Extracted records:
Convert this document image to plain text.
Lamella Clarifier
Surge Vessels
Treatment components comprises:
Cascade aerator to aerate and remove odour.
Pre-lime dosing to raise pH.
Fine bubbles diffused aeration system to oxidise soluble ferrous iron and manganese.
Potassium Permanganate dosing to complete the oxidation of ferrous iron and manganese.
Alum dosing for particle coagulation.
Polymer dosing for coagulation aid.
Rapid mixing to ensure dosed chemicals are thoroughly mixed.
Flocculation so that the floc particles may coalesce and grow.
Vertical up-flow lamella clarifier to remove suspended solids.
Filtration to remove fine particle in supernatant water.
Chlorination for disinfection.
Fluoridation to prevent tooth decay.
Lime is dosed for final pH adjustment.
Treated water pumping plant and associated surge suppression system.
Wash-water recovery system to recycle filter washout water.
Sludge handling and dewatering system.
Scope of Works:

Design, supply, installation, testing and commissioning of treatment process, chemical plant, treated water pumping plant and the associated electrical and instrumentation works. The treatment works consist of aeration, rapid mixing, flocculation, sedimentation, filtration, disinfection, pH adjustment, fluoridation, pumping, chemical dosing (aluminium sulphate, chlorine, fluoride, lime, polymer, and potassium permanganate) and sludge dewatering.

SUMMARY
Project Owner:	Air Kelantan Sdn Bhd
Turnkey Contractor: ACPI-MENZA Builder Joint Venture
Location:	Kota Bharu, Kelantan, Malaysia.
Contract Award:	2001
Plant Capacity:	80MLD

Direction:
Find the word "Kelantan" in the records and pull out each line that has it.

Reply to the exercise:
Project Owner:	Air Kelantan Sdn Bhd
Location:	Kota Bharu, Kelantan, Malaysia.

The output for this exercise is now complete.